What you need to do => Below is a set of records; restate each one word for word.
# start of Input for this task
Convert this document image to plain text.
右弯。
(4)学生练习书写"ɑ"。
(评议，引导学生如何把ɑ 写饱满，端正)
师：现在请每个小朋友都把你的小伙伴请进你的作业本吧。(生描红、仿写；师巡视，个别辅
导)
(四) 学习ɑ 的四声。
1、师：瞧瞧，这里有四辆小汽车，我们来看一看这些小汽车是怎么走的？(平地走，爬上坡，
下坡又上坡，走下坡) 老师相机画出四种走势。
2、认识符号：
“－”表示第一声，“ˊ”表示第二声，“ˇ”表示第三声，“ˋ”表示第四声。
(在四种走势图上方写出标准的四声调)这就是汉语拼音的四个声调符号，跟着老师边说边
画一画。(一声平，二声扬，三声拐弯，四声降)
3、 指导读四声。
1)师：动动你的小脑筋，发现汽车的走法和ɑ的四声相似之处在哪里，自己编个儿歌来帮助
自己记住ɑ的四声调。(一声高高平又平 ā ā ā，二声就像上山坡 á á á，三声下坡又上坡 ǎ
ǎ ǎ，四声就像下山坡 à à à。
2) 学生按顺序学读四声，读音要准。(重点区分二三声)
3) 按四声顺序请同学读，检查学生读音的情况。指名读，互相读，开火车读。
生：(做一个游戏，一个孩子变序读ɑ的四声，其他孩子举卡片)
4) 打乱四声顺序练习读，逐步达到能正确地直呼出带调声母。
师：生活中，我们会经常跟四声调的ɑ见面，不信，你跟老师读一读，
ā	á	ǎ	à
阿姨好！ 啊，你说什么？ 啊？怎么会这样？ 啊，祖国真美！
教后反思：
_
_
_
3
# end of Input for this task
Response to the exercise =>
Convert this document image to plain text.
右弯。
(4)学生练习书写"ɑ"。
(评议，引导学生如何把ɑ 写饱满，端正)
师：现在请每个小朋友都把你的小伙伴请进你的作业本吧。(生描红、仿写；师巡视，个别辅
导)
(四) 学习ɑ 的四声。
1、师：瞧瞧，这里有四辆小汽车，我们来看一看这些小汽车是怎么走的？(平地走，爬上坡，
下坡又上坡，走下坡) 老师相机画出四种走势。
2、认识符号：
“－”表示第一声，“ˊ”表示第二声，“ˇ”表示第三声，“ˋ”表示第四声。
(在四种走势图上方写出标准的四声调)这就是汉语拼音的四个声调符号，跟着老师边说边
画一画。(一声平，二声扬，三声拐弯，四声降)
3、 指导读四声。
1)师：动动你的小脑筋，发现汽车的走法和ɑ的四声相似之处在哪里，自己编个儿歌来帮助
自己记住ɑ的四声调。(一声高高平又平 ā ā ā，二声就像上山坡 á á á，三声下坡又上坡 ǎ
ǎ ǎ，四声就像下山坡 à à à。
2) 学生按顺序学读四声，读音要准。(重点区分二三声)
3) 按四声顺序请同学读，检查学生读音的情况。指名读，互相读，开火车读。
生：(做一个游戏，一个孩子变序读ɑ的四声，其他孩子举卡片)
4) 打乱四声顺序练习读，逐步达到能正确地直呼出带调声母。
师：生活中，我们会经常跟四声调的ɑ见面，不信，你跟老师读一读，
ā	á	ǎ	à
阿姨好！ 啊，你说什么？ 啊？怎么会这样？ 啊，祖国真美！
教后反思：
_
_
_
3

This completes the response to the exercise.